** BEGIN Material **

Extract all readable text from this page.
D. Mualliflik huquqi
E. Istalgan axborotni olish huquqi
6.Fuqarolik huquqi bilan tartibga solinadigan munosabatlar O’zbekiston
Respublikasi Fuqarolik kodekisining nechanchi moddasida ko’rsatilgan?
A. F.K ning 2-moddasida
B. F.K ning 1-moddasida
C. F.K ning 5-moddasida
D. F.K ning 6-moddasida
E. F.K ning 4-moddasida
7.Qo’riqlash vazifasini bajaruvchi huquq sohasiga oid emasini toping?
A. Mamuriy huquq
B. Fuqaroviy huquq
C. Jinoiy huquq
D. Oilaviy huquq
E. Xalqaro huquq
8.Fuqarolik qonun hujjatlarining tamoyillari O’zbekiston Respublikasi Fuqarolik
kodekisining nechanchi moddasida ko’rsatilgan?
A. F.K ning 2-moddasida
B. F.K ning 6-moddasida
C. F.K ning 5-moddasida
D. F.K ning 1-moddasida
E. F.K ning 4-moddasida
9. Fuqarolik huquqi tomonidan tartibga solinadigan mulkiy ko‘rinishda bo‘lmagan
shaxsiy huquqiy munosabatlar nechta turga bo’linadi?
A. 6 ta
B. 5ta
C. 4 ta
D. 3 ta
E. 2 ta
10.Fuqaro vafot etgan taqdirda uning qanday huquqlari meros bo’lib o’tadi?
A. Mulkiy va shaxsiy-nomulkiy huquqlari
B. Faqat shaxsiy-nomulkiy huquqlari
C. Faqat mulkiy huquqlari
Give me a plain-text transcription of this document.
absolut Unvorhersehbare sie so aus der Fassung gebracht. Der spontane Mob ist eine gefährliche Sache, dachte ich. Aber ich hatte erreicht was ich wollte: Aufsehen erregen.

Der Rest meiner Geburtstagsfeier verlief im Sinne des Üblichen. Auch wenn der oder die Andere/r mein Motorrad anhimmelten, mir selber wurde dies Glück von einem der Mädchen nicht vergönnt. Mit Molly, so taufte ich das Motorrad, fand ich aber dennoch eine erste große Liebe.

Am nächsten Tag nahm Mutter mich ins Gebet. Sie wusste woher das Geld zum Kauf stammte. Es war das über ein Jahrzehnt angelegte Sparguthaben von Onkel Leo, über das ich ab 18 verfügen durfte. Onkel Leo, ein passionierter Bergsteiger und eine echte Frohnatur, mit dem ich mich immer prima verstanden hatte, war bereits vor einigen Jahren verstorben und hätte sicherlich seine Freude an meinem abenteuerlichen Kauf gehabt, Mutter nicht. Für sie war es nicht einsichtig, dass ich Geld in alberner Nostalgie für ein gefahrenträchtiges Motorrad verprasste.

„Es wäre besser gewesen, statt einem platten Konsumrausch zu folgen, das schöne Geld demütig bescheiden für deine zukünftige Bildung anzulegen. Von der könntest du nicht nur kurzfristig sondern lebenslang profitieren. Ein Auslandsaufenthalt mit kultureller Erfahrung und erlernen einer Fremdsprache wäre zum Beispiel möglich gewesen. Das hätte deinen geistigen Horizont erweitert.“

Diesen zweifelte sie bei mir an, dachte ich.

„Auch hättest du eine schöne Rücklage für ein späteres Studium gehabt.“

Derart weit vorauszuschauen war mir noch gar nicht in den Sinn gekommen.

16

** END Material **

Output the listing above without altering a single character.

Extract all readable text from this page.
D. Mualliflik huquqi
E. Istalgan axborotni olish huquqi
6.Fuqarolik huquqi bilan tartibga solinadigan munosabatlar O’zbekiston
Respublikasi Fuqarolik kodekisining nechanchi moddasida ko’rsatilgan?
A. F.K ning 2-moddasida
B. F.K ning 1-moddasida
C. F.K ning 5-moddasida
D. F.K ning 6-moddasida
E. F.K ning 4-moddasida
7.Qo’riqlash vazifasini bajaruvchi huquq sohasiga oid emasini toping?
A. Mamuriy huquq
B. Fuqaroviy huquq
C. Jinoiy huquq
D. Oilaviy huquq
E. Xalqaro huquq
8.Fuqarolik qonun hujjatlarining tamoyillari O’zbekiston Respublikasi Fuqarolik
kodekisining nechanchi moddasida ko’rsatilgan?
A. F.K ning 2-moddasida
B. F.K ning 6-moddasida
C. F.K ning 5-moddasida
D. F.K ning 1-moddasida
E. F.K ning 4-moddasida
9. Fuqarolik huquqi tomonidan tartibga solinadigan mulkiy ko‘rinishda bo‘lmagan
shaxsiy huquqiy munosabatlar nechta turga bo’linadi?
A. 6 ta
B. 5ta
C. 4 ta
D. 3 ta
E. 2 ta
10.Fuqaro vafot etgan taqdirda uning qanday huquqlari meros bo’lib o’tadi?
A. Mulkiy va shaxsiy-nomulkiy huquqlari
B. Faqat shaxsiy-nomulkiy huquqlari
C. Faqat mulkiy huquqlari
Give me a plain-text transcription of this document.
absolut Unvorhersehbare sie so aus der Fassung gebracht. Der spontane Mob ist eine gefährliche Sache, dachte ich. Aber ich hatte erreicht was ich wollte: Aufsehen erregen.

Der Rest meiner Geburtstagsfeier verlief im Sinne des Üblichen. Auch wenn der oder die Andere/r mein Motorrad anhimmelten, mir selber wurde dies Glück von einem der Mädchen nicht vergönnt. Mit Molly, so taufte ich das Motorrad, fand ich aber dennoch eine erste große Liebe.

Am nächsten Tag nahm Mutter mich ins Gebet. Sie wusste woher das Geld zum Kauf stammte. Es war das über ein Jahrzehnt angelegte Sparguthaben von Onkel Leo, über das ich ab 18 verfügen durfte. Onkel Leo, ein passionierter Bergsteiger und eine echte Frohnatur, mit dem ich mich immer prima verstanden hatte, war bereits vor einigen Jahren verstorben und hätte sicherlich seine Freude an meinem abenteuerlichen Kauf gehabt, Mutter nicht. Für sie war es nicht einsichtig, dass ich Geld in alberner Nostalgie für ein gefahrenträchtiges Motorrad verprasste.

„Es wäre besser gewesen, statt einem platten Konsumrausch zu folgen, das schöne Geld demütig bescheiden für deine zukünftige Bildung anzulegen. Von der könntest du nicht nur kurzfristig sondern lebenslang profitieren. Ein Auslandsaufenthalt mit kultureller Erfahrung und erlernen einer Fremdsprache wäre zum Beispiel möglich gewesen. Das hätte deinen geistigen Horizont erweitert.“

Diesen zweifelte sie bei mir an, dachte ich.

„Auch hättest du eine schöne Rücklage für ein späteres Studium gehabt.“

Derart weit vorauszuschauen war mir noch gar nicht in den Sinn gekommen.

16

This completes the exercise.